[Start of Data in this exercise]

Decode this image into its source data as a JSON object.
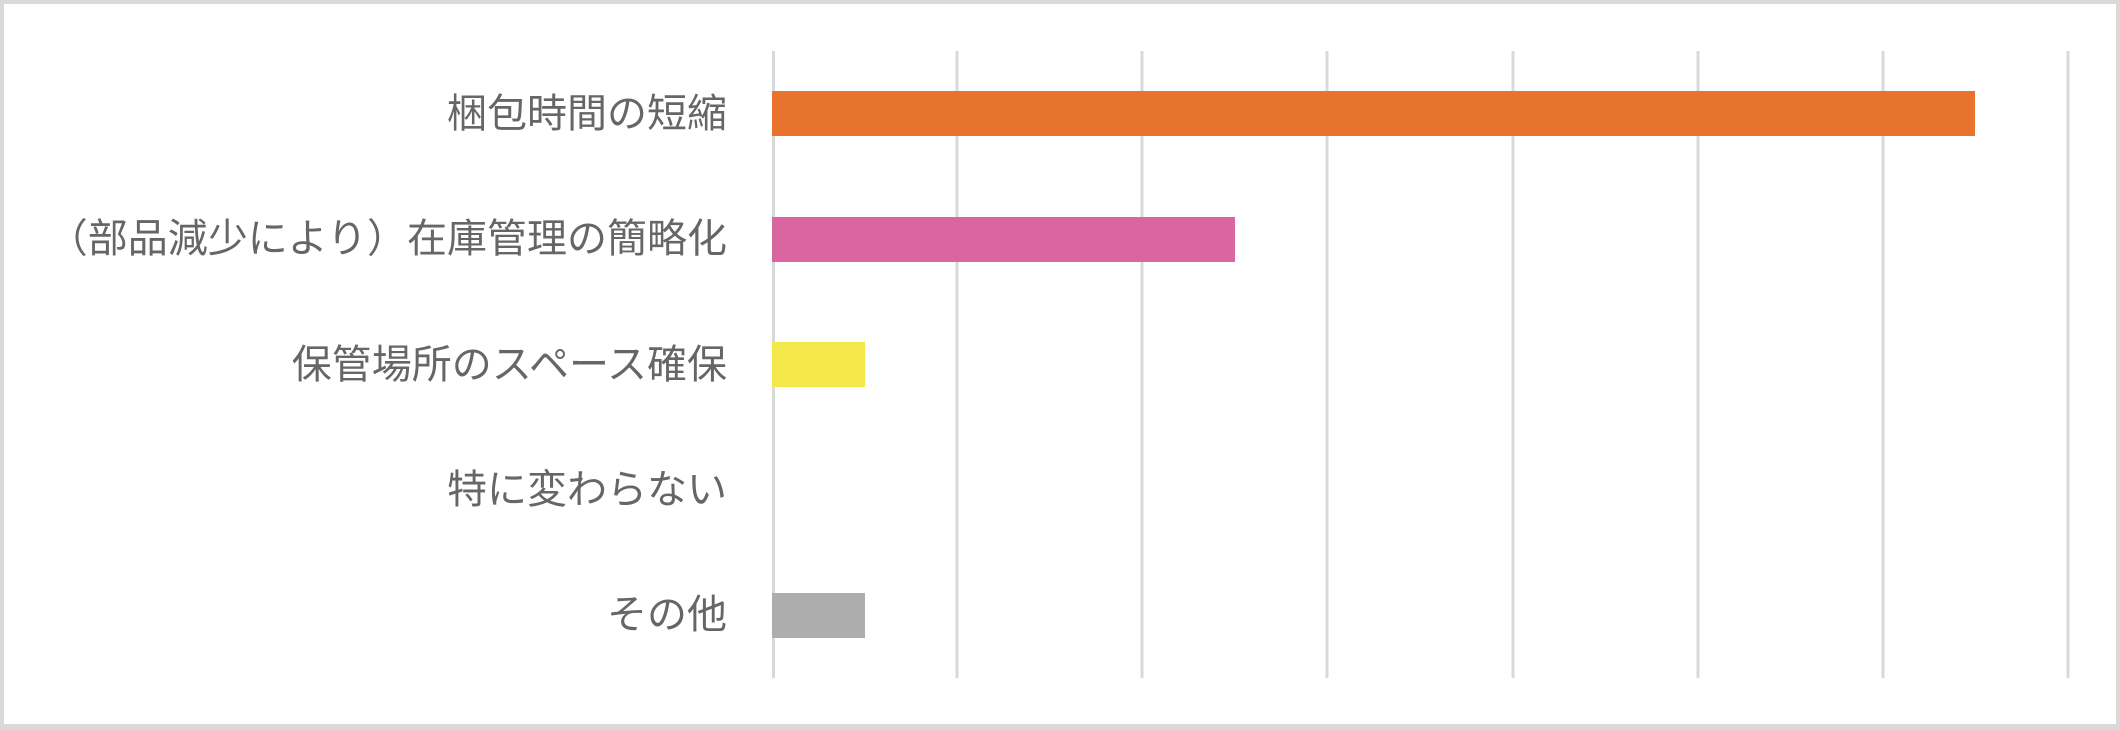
{
  "chart_data": {
    "type": "bar",
    "orientation": "horizontal",
    "title": "",
    "categories": [
      "梱包時間の短縮",
      "（部品減少により）在庫管理の簡略化",
      "保管場所のスペース確保",
      "特に変わらない",
      "その他"
    ],
    "values": [
      13,
      5,
      1,
      0,
      1
    ],
    "bar_colors": [
      "#E8732D",
      "#D9669F",
      "#F5E84A",
      null,
      "#ADADAD"
    ],
    "x_axis": {
      "min": 0,
      "max": 14,
      "gridline_interval": 2,
      "tick_labels_visible": false
    },
    "y_axis": {
      "tick_labels_visible": true
    },
    "grid": true,
    "legend": "none",
    "data_labels": "none"
  },
  "theme": {
    "background": "#FFFFFF",
    "border": "#D9D9D9",
    "gridline": "#D9D9D9",
    "label": "#666666"
  }
}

[End of Data in this exercise]

• Exercise
Transcribe the full listing above exactly as it stands, minus the pictures.

• Correct result
Decode this image into its source data as a JSON object.
{
  "chart_data": {
    "type": "bar",
    "orientation": "horizontal",
    "title": "",
    "categories": [
      "梱包時間の短縮",
      "（部品減少により）在庫管理の簡略化",
      "保管場所のスペース確保",
      "特に変わらない",
      "その他"
    ],
    "values": [
      13,
      5,
      1,
      0,
      1
    ],
    "bar_colors": [
      "#E8732D",
      "#D9669F",
      "#F5E84A",
      null,
      "#ADADAD"
    ],
    "x_axis": {
      "min": 0,
      "max": 14,
      "gridline_interval": 2,
      "tick_labels_visible": false
    },
    "y_axis": {
      "tick_labels_visible": true
    },
    "grid": true,
    "legend": "none",
    "data_labels": "none"
  },
  "theme": {
    "background": "#FFFFFF",
    "border": "#D9D9D9",
    "gridline": "#D9D9D9",
    "label": "#666666"
  }
}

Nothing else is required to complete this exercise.